REQUIREMENTS:
All of the material should be reproduced exactly, with pictures left out.

INFORMATION SHOWN:
★ ★ ★ ★
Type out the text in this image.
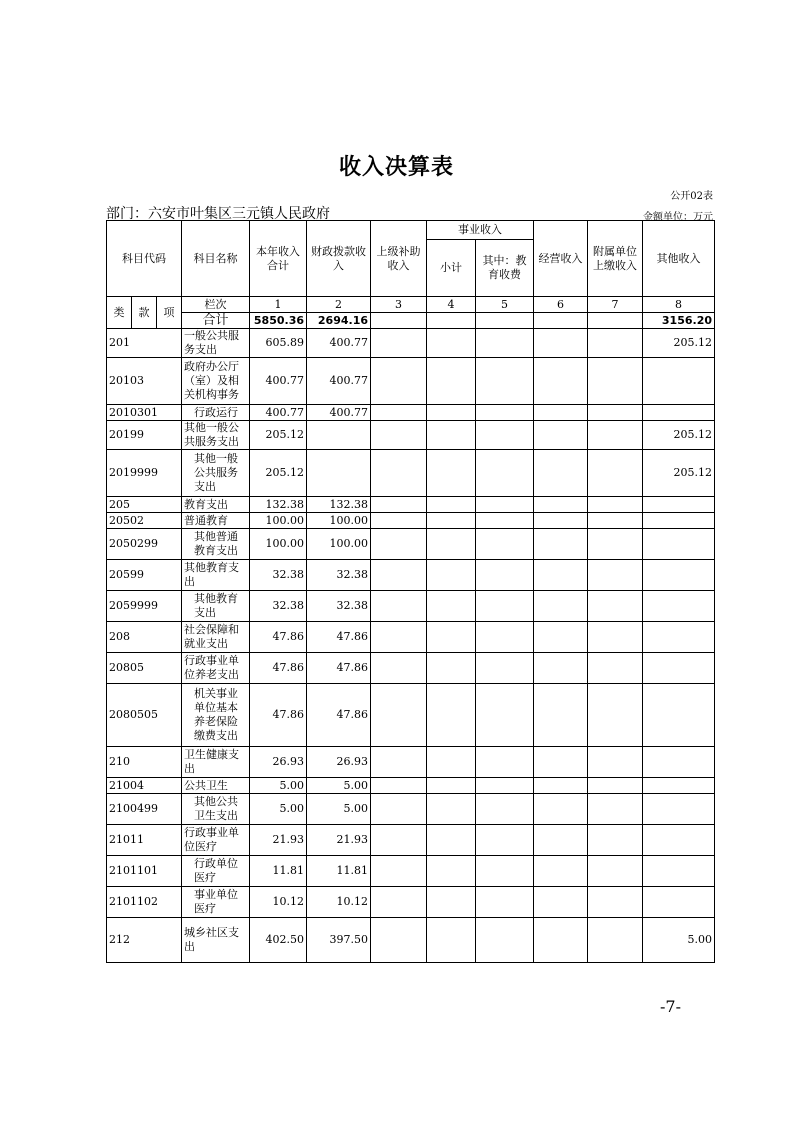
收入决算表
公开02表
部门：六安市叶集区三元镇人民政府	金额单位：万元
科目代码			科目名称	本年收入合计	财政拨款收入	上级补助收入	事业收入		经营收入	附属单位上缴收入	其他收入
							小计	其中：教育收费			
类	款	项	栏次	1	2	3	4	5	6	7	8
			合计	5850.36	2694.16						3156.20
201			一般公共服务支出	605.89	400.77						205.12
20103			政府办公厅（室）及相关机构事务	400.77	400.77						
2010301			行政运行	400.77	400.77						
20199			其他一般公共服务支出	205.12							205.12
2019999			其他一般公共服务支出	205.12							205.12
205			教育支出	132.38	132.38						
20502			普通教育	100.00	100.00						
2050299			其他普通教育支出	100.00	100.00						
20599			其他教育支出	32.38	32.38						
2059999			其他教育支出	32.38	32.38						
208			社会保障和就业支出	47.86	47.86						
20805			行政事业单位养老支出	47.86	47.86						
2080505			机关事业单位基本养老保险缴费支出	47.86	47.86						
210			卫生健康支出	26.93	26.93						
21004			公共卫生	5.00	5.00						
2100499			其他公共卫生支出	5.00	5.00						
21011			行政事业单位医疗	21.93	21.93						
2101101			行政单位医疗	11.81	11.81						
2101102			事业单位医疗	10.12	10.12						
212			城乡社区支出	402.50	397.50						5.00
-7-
★ ★ ★ ★
RESULT FOR THIS TASK:
Type out the text in this image.
收入决算表
公开02表
部门：六安市叶集区三元镇人民政府	金额单位：万元
科目代码			科目名称	本年收入合计	财政拨款收入	上级补助收入	事业收入		经营收入	附属单位上缴收入	其他收入
							小计	其中：教育收费			
类	款	项	栏次	1	2	3	4	5	6	7	8
			合计	5850.36	2694.16						3156.20
201			一般公共服务支出	605.89	400.77						205.12
20103			政府办公厅（室）及相关机构事务	400.77	400.77						
2010301			行政运行	400.77	400.77						
20199			其他一般公共服务支出	205.12							205.12
2019999			其他一般公共服务支出	205.12							205.12
205			教育支出	132.38	132.38						
20502			普通教育	100.00	100.00						
2050299			其他普通教育支出	100.00	100.00						
20599			其他教育支出	32.38	32.38						
2059999			其他教育支出	32.38	32.38						
208			社会保障和就业支出	47.86	47.86						
20805			行政事业单位养老支出	47.86	47.86						
2080505			机关事业单位基本养老保险缴费支出	47.86	47.86						
210			卫生健康支出	26.93	26.93						
21004			公共卫生	5.00	5.00						
2100499			其他公共卫生支出	5.00	5.00						
21011			行政事业单位医疗	21.93	21.93						
2101101			行政单位医疗	11.81	11.81						
2101102			事业单位医疗	10.12	10.12						
212			城乡社区支出	402.50	397.50						5.00
-7-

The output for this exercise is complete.